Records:
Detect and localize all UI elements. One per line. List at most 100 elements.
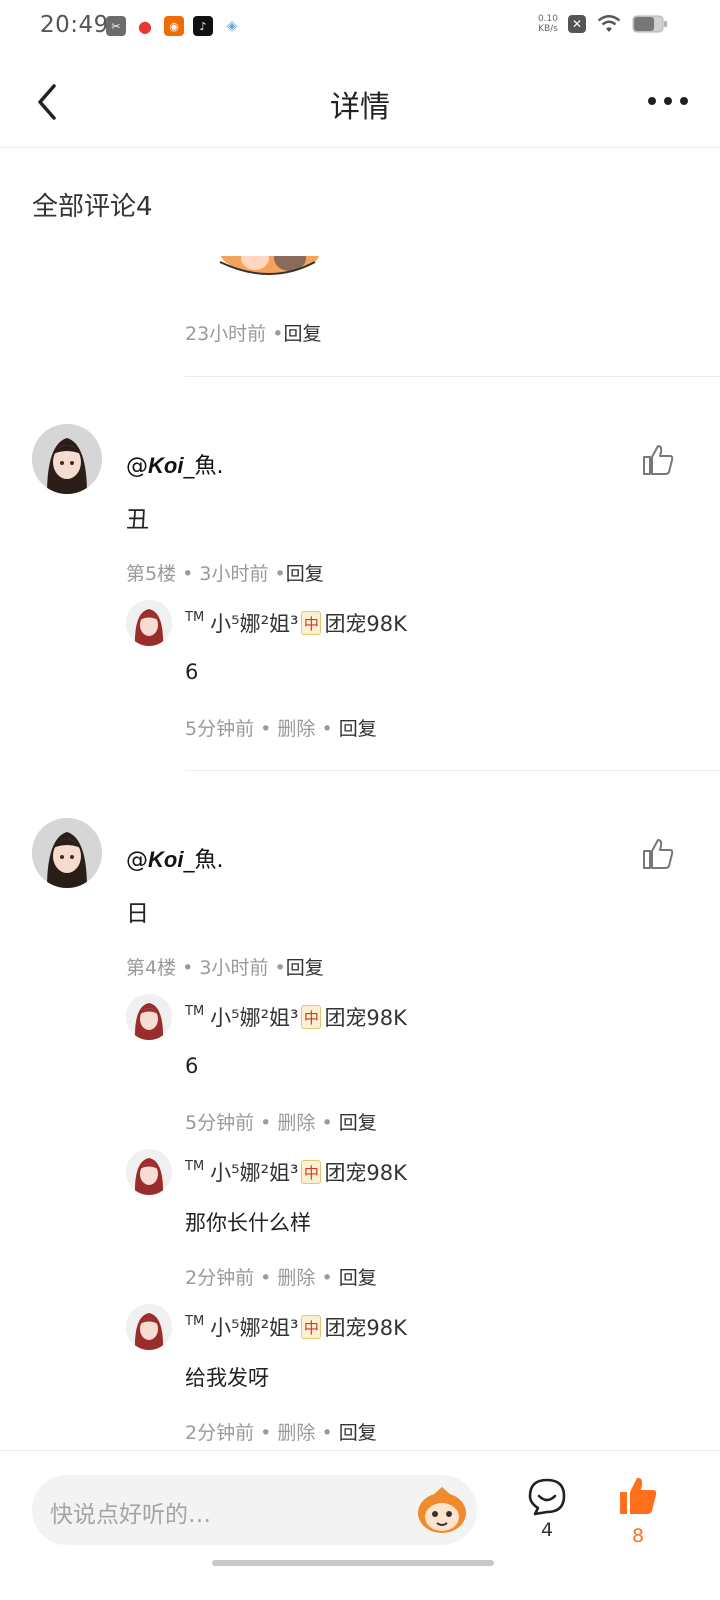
reply-link[interactable]: 回复 bbox=[283, 323, 321, 345]
tm-mark: TM bbox=[185, 1003, 205, 1019]
tm-mark: TM bbox=[185, 1313, 205, 1329]
delete-link[interactable]: 删除 bbox=[277, 1267, 315, 1289]
page-title: 详情 bbox=[330, 90, 390, 125]
reply-meta: 2分钟前 • 删除 • 回复 bbox=[185, 1422, 377, 1444]
comment-input-placeholder: 快说点好听的… bbox=[50, 1502, 211, 1528]
game-icon: ◉ bbox=[164, 16, 184, 36]
reply-username-main: 小⁵娜²姐³ bbox=[210, 1316, 299, 1340]
username-main: Koi bbox=[148, 453, 184, 478]
reply-meta: 2分钟前 • 删除 • 回复 bbox=[185, 1267, 377, 1289]
status-app-icons: ✂ ● ◉ ♪ ◈ bbox=[106, 16, 242, 36]
battery-icon bbox=[632, 15, 667, 33]
reply-text: 给我发呀 bbox=[185, 1366, 269, 1390]
reply-avatar[interactable] bbox=[126, 600, 172, 646]
reply-time: 5分钟前 bbox=[185, 1112, 255, 1134]
reply-text: 6 bbox=[185, 1054, 199, 1078]
username-prefix: @ bbox=[126, 454, 148, 479]
tm-mark: TM bbox=[185, 1158, 205, 1174]
reply-link[interactable]: 回复 bbox=[339, 1267, 377, 1289]
reply-username[interactable]: TM 小⁵娜²姐³ 中 团宠98K bbox=[185, 1002, 407, 1032]
mahjong-tile-icon: 中 bbox=[301, 1005, 322, 1029]
username-prefix: @ bbox=[126, 848, 148, 873]
reply-avatar[interactable] bbox=[126, 1149, 172, 1195]
delete-link[interactable]: 删除 bbox=[277, 1112, 315, 1134]
scissors-icon: ✂ bbox=[106, 16, 126, 36]
reply-username-tail: 团宠98K bbox=[324, 612, 407, 636]
reply-username[interactable]: TM 小⁵娜²姐³ 中 团宠98K bbox=[185, 1312, 407, 1342]
reply-link[interactable]: 回复 bbox=[339, 1422, 377, 1444]
reply-text: 那你长什么样 bbox=[185, 1211, 311, 1235]
comment-meta: 第4楼 • 3小时前 •回复 bbox=[126, 957, 324, 979]
username-main: Koi bbox=[148, 847, 184, 872]
reply-username-main: 小⁵娜²姐³ bbox=[210, 612, 299, 636]
reply-username-tail: 团宠98K bbox=[324, 1316, 407, 1340]
wifi-icon bbox=[597, 15, 621, 32]
username-suffix: _魚. bbox=[183, 848, 224, 873]
bottom-bar: 快说点好听的… 4 8 bbox=[0, 1450, 720, 1600]
kite-icon: ◈ bbox=[222, 16, 242, 36]
avatar[interactable] bbox=[32, 818, 102, 888]
comment-floor: 第4楼 bbox=[126, 957, 177, 979]
top-comment-meta: 23小时前 •回复 bbox=[185, 323, 322, 345]
reply-link[interactable]: 回复 bbox=[286, 957, 324, 979]
reply-link[interactable]: 回复 bbox=[339, 718, 377, 740]
thumbs-up-icon[interactable] bbox=[641, 443, 675, 477]
tiktok-icon: ♪ bbox=[193, 16, 213, 36]
reply-time: 2分钟前 bbox=[185, 1267, 255, 1289]
like-count: 8 bbox=[631, 1525, 645, 1547]
network-speed-unit: KB/s bbox=[538, 24, 558, 34]
reply-username-tail: 团宠98K bbox=[324, 1161, 407, 1185]
sticker-image bbox=[215, 256, 320, 278]
divider bbox=[185, 376, 720, 377]
delete-link[interactable]: 删除 bbox=[277, 718, 315, 740]
comment-time: 3小时前 bbox=[199, 563, 269, 585]
comment-meta: 第5楼 • 3小时前 •回复 bbox=[126, 563, 324, 585]
network-speed-value: 0.10 bbox=[537, 14, 558, 24]
more-dots-icon[interactable] bbox=[646, 92, 690, 110]
network-speed: 0.10 KB/s bbox=[538, 14, 558, 34]
avatar[interactable] bbox=[32, 424, 102, 494]
reply-time: 5分钟前 bbox=[185, 718, 255, 740]
reply-avatar[interactable] bbox=[126, 994, 172, 1040]
comment-username[interactable]: @Koi_魚. bbox=[126, 842, 223, 874]
balloon-icon: ● bbox=[135, 16, 155, 36]
comment-text: 日 bbox=[126, 901, 149, 927]
reply-time: 2分钟前 bbox=[185, 1422, 255, 1444]
reply-username-tail: 团宠98K bbox=[324, 1006, 407, 1030]
reply-link[interactable]: 回复 bbox=[339, 1112, 377, 1134]
comment-floor: 第5楼 bbox=[126, 563, 177, 585]
comment-time: 23小时前 bbox=[185, 323, 267, 345]
reply-username[interactable]: TM 小⁵娜²姐³ 中 团宠98K bbox=[185, 608, 407, 638]
thumbs-up-icon[interactable] bbox=[641, 837, 675, 871]
monkey-mascot-icon[interactable] bbox=[415, 1485, 469, 1535]
username-suffix: _魚. bbox=[183, 454, 224, 479]
reply-text: 6 bbox=[185, 660, 199, 684]
comment-username[interactable]: @Koi_魚. bbox=[126, 448, 223, 480]
status-time: 20:49 bbox=[40, 12, 109, 38]
comment-count: 4 bbox=[540, 1519, 554, 1541]
mahjong-tile-icon: 中 bbox=[301, 1315, 322, 1339]
home-indicator[interactable] bbox=[212, 1560, 494, 1566]
comment-bubble-icon[interactable] bbox=[527, 1477, 567, 1517]
all-comments-title: 全部评论4 bbox=[32, 192, 153, 222]
comment-input[interactable]: 快说点好听的… bbox=[32, 1475, 477, 1545]
close-box-icon: ✕ bbox=[568, 15, 586, 33]
delete-link[interactable]: 删除 bbox=[277, 1422, 315, 1444]
comment-text: 丑 bbox=[126, 507, 149, 533]
mahjong-tile-icon: 中 bbox=[301, 611, 322, 635]
reply-username[interactable]: TM 小⁵娜²姐³ 中 团宠98K bbox=[185, 1157, 407, 1187]
reply-meta: 5分钟前 • 删除 • 回复 bbox=[185, 1112, 377, 1134]
thumbs-up-filled-icon[interactable] bbox=[617, 1475, 659, 1517]
reply-meta: 5分钟前 • 删除 • 回复 bbox=[185, 718, 377, 740]
status-right: 0.10 KB/s ✕ bbox=[538, 14, 668, 34]
mahjong-tile-icon: 中 bbox=[301, 1160, 322, 1184]
status-bar: 20:49 ✂ ● ◉ ♪ ◈ 0.10 KB/s ✕ bbox=[0, 0, 720, 56]
reply-username-main: 小⁵娜²姐³ bbox=[210, 1006, 299, 1030]
reply-avatar[interactable] bbox=[126, 1304, 172, 1350]
divider bbox=[185, 770, 720, 771]
comment-time: 3小时前 bbox=[199, 957, 269, 979]
tm-mark: TM bbox=[185, 609, 205, 625]
nav-bar: 详情 bbox=[0, 56, 720, 148]
reply-link[interactable]: 回复 bbox=[286, 563, 324, 585]
reply-username-main: 小⁵娜²姐³ bbox=[210, 1161, 299, 1185]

__Exercise description__
Write out all of the records above again, line for line and without any changes, but leave out the pictures.

__Complete response__
Detect and localize all UI elements. One per line. List at most 100 elements.
reply-link[interactable]: 回复 bbox=[283, 323, 321, 345]
tm-mark: TM bbox=[185, 1003, 205, 1019]
tm-mark: TM bbox=[185, 1313, 205, 1329]
delete-link[interactable]: 删除 bbox=[277, 1267, 315, 1289]
page-title: 详情 bbox=[330, 90, 390, 125]
reply-meta: 2分钟前 • 删除 • 回复 bbox=[185, 1422, 377, 1444]
comment-input-placeholder: 快说点好听的… bbox=[50, 1502, 211, 1528]
game-icon: ◉ bbox=[164, 16, 184, 36]
reply-username-main: 小⁵娜²姐³ bbox=[210, 1316, 299, 1340]
username-main: Koi bbox=[148, 453, 184, 478]
reply-meta: 2分钟前 • 删除 • 回复 bbox=[185, 1267, 377, 1289]
status-app-icons: ✂ ● ◉ ♪ ◈ bbox=[106, 16, 242, 36]
battery-icon bbox=[632, 15, 667, 33]
reply-text: 给我发呀 bbox=[185, 1366, 269, 1390]
reply-avatar[interactable] bbox=[126, 600, 172, 646]
reply-time: 5分钟前 bbox=[185, 1112, 255, 1134]
reply-text: 6 bbox=[185, 1054, 199, 1078]
username-prefix: @ bbox=[126, 454, 148, 479]
tm-mark: TM bbox=[185, 1158, 205, 1174]
reply-link[interactable]: 回复 bbox=[339, 1267, 377, 1289]
reply-username[interactable]: TM 小⁵娜²姐³ 中 团宠98K bbox=[185, 1002, 407, 1032]
mahjong-tile-icon: 中 bbox=[301, 1005, 322, 1029]
username-prefix: @ bbox=[126, 848, 148, 873]
reply-avatar[interactable] bbox=[126, 1149, 172, 1195]
delete-link[interactable]: 删除 bbox=[277, 1112, 315, 1134]
scissors-icon: ✂ bbox=[106, 16, 126, 36]
reply-username-tail: 团宠98K bbox=[324, 612, 407, 636]
reply-username[interactable]: TM 小⁵娜²姐³ 中 团宠98K bbox=[185, 1312, 407, 1342]
reply-link[interactable]: 回复 bbox=[339, 1422, 377, 1444]
reply-text: 那你长什么样 bbox=[185, 1211, 311, 1235]
comment-meta: 第4楼 • 3小时前 •回复 bbox=[126, 957, 324, 979]
username-main: Koi bbox=[148, 847, 184, 872]
reply-username-main: 小⁵娜²姐³ bbox=[210, 612, 299, 636]
reply-username-tail: 团宠98K bbox=[324, 1316, 407, 1340]
wifi-icon bbox=[597, 15, 621, 32]
username-suffix: _魚. bbox=[183, 848, 224, 873]
bottom-bar: 快说点好听的… 4 8 bbox=[0, 1450, 720, 1600]
kite-icon: ◈ bbox=[222, 16, 242, 36]
avatar[interactable] bbox=[32, 818, 102, 888]
comment-floor: 第4楼 bbox=[126, 957, 177, 979]
top-comment-meta: 23小时前 •回复 bbox=[185, 323, 322, 345]
reply-link[interactable]: 回复 bbox=[286, 957, 324, 979]
reply-link[interactable]: 回复 bbox=[339, 718, 377, 740]
thumbs-up-icon[interactable] bbox=[641, 443, 675, 477]
tiktok-icon: ♪ bbox=[193, 16, 213, 36]
reply-time: 2分钟前 bbox=[185, 1267, 255, 1289]
like-count: 8 bbox=[631, 1525, 645, 1547]
network-speed-unit: KB/s bbox=[538, 24, 558, 34]
reply-username-tail: 团宠98K bbox=[324, 1161, 407, 1185]
sticker-image bbox=[215, 256, 320, 278]
divider bbox=[185, 376, 720, 377]
delete-link[interactable]: 删除 bbox=[277, 718, 315, 740]
comment-time: 3小时前 bbox=[199, 563, 269, 585]
comment-meta: 第5楼 • 3小时前 •回复 bbox=[126, 563, 324, 585]
network-speed-value: 0.10 bbox=[537, 14, 558, 24]
more-dots-icon[interactable] bbox=[646, 92, 690, 110]
network-speed: 0.10 KB/s bbox=[538, 14, 558, 34]
avatar[interactable] bbox=[32, 424, 102, 494]
reply-time: 5分钟前 bbox=[185, 718, 255, 740]
reply-avatar[interactable] bbox=[126, 994, 172, 1040]
comment-username[interactable]: @Koi_魚. bbox=[126, 842, 223, 874]
balloon-icon: ● bbox=[135, 16, 155, 36]
comment-text: 日 bbox=[126, 901, 149, 927]
reply-time: 2分钟前 bbox=[185, 1422, 255, 1444]
reply-username-tail: 团宠98K bbox=[324, 1006, 407, 1030]
reply-link[interactable]: 回复 bbox=[339, 1112, 377, 1134]
comment-floor: 第5楼 bbox=[126, 563, 177, 585]
comment-time: 23小时前 bbox=[185, 323, 267, 345]
reply-username[interactable]: TM 小⁵娜²姐³ 中 团宠98K bbox=[185, 608, 407, 638]
thumbs-up-icon[interactable] bbox=[641, 837, 675, 871]
monkey-mascot-icon[interactable] bbox=[415, 1485, 469, 1535]
username-suffix: _魚. bbox=[183, 454, 224, 479]
reply-text: 6 bbox=[185, 660, 199, 684]
comment-username[interactable]: @Koi_魚. bbox=[126, 448, 223, 480]
status-time: 20:49 bbox=[40, 12, 109, 38]
comment-count: 4 bbox=[540, 1519, 554, 1541]
mahjong-tile-icon: 中 bbox=[301, 1315, 322, 1339]
home-indicator[interactable] bbox=[212, 1560, 494, 1566]
comment-bubble-icon[interactable] bbox=[527, 1477, 567, 1517]
all-comments-title: 全部评论4 bbox=[32, 192, 153, 222]
comment-input[interactable]: 快说点好听的… bbox=[32, 1475, 477, 1545]
close-box-icon: ✕ bbox=[568, 15, 586, 33]
delete-link[interactable]: 删除 bbox=[277, 1422, 315, 1444]
comment-text: 丑 bbox=[126, 507, 149, 533]
mahjong-tile-icon: 中 bbox=[301, 611, 322, 635]
reply-username[interactable]: TM 小⁵娜²姐³ 中 团宠98K bbox=[185, 1157, 407, 1187]
reply-meta: 5分钟前 • 删除 • 回复 bbox=[185, 1112, 377, 1134]
thumbs-up-filled-icon[interactable] bbox=[617, 1475, 659, 1517]
reply-meta: 5分钟前 • 删除 • 回复 bbox=[185, 718, 377, 740]
status-right: 0.10 KB/s ✕ bbox=[538, 14, 668, 34]
mahjong-tile-icon: 中 bbox=[301, 1160, 322, 1184]
status-bar: 20:49 ✂ ● ◉ ♪ ◈ 0.10 KB/s ✕ bbox=[0, 0, 720, 56]
reply-username-main: 小⁵娜²姐³ bbox=[210, 1006, 299, 1030]
reply-avatar[interactable] bbox=[126, 1304, 172, 1350]
divider bbox=[185, 770, 720, 771]
comment-time: 3小时前 bbox=[199, 957, 269, 979]
tm-mark: TM bbox=[185, 609, 205, 625]
nav-bar: 详情 bbox=[0, 56, 720, 148]
reply-link[interactable]: 回复 bbox=[286, 563, 324, 585]
reply-username-main: 小⁵娜²姐³ bbox=[210, 1161, 299, 1185]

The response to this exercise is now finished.